WHAT IS EXPECTED: Review the lines that follow and copy each one that contains the word "frac".

Dataset items
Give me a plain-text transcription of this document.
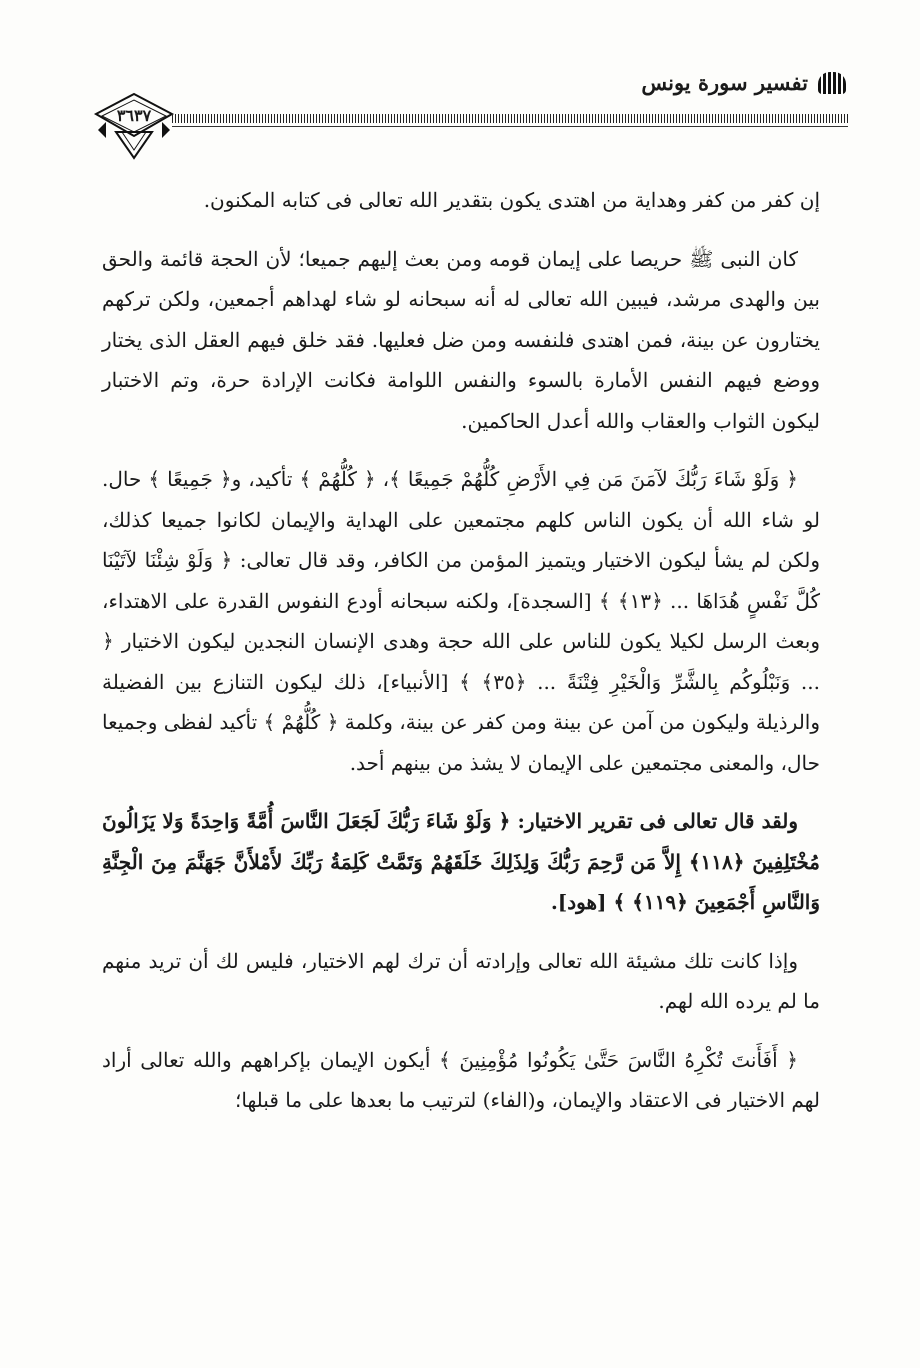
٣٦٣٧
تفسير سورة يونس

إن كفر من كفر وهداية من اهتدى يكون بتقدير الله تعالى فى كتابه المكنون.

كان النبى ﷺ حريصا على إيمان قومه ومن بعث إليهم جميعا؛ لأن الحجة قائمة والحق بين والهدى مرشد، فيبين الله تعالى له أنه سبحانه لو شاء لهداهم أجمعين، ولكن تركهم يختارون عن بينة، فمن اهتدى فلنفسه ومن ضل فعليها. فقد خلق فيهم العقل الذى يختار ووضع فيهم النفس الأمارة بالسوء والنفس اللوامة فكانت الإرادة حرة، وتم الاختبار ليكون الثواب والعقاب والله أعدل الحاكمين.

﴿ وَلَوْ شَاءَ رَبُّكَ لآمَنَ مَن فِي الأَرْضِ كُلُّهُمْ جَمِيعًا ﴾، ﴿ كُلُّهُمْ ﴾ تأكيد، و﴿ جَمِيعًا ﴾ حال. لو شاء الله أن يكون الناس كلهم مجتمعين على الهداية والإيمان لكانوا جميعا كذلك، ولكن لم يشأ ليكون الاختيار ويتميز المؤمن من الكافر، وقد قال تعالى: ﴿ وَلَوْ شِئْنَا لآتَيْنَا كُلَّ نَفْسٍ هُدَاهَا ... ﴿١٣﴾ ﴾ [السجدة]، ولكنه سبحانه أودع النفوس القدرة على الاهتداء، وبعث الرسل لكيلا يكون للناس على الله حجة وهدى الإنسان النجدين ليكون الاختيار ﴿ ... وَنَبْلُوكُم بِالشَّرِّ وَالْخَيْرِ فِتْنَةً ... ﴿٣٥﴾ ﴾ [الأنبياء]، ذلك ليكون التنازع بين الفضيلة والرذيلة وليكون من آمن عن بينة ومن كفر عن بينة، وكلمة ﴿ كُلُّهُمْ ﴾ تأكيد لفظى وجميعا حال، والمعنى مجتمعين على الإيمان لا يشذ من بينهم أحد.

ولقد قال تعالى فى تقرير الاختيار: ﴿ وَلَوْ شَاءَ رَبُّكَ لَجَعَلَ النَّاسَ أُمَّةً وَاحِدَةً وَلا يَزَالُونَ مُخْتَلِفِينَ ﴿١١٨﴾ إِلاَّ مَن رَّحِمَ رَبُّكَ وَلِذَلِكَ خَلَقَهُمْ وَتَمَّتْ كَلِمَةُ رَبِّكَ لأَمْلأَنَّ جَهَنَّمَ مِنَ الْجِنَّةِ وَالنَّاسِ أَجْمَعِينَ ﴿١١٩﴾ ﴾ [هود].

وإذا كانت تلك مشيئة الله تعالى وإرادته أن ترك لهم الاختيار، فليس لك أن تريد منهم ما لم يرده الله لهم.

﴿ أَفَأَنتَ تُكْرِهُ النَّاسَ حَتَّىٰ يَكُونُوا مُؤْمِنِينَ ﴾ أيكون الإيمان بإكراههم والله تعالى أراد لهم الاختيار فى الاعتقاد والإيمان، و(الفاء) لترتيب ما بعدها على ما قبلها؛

==

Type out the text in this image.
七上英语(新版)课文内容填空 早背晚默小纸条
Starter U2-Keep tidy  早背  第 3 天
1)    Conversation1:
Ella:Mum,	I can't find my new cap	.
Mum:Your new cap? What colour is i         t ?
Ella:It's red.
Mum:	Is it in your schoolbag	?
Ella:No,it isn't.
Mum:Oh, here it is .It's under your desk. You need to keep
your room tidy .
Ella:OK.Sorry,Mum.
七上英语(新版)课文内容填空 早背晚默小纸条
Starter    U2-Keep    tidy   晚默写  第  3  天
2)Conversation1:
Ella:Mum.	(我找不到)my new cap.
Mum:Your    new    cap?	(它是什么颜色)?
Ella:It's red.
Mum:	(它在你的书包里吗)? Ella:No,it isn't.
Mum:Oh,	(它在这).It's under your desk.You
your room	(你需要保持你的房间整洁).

==

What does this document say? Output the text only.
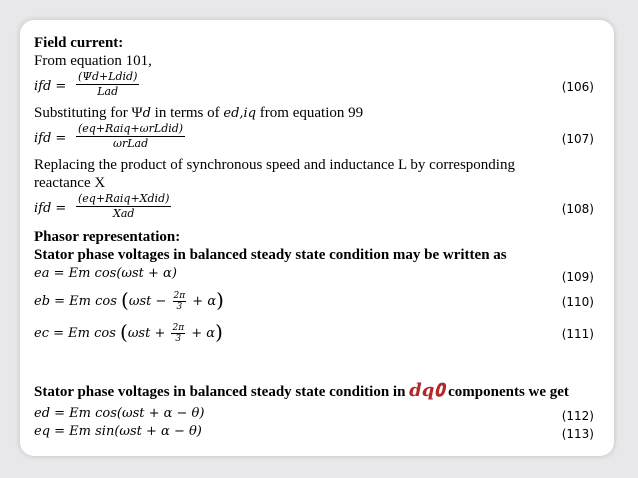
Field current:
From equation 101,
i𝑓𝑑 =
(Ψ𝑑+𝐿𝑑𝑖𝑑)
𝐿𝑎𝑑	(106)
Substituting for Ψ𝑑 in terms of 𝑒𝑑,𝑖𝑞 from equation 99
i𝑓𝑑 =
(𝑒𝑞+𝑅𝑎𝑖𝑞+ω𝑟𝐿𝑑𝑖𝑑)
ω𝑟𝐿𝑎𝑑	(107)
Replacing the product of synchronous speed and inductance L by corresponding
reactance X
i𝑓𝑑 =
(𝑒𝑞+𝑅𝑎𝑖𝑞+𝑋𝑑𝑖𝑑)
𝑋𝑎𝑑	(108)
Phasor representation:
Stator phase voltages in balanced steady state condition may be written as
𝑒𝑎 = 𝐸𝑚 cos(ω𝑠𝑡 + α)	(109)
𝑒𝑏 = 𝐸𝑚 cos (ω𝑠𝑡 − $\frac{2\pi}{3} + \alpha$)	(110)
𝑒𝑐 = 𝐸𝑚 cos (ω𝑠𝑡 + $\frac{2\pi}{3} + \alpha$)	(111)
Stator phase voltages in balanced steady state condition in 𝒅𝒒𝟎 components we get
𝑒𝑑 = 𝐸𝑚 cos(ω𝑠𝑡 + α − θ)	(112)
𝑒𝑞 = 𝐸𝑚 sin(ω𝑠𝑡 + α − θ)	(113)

WRITTEN REPLY:
𝑒𝑏 = 𝐸𝑚 cos (ω𝑠𝑡 − $\frac{2\pi}{3} + \alpha$)	(110)
𝑒𝑐 = 𝐸𝑚 cos (ω𝑠𝑡 + $\frac{2\pi}{3} + \alpha$)	(111)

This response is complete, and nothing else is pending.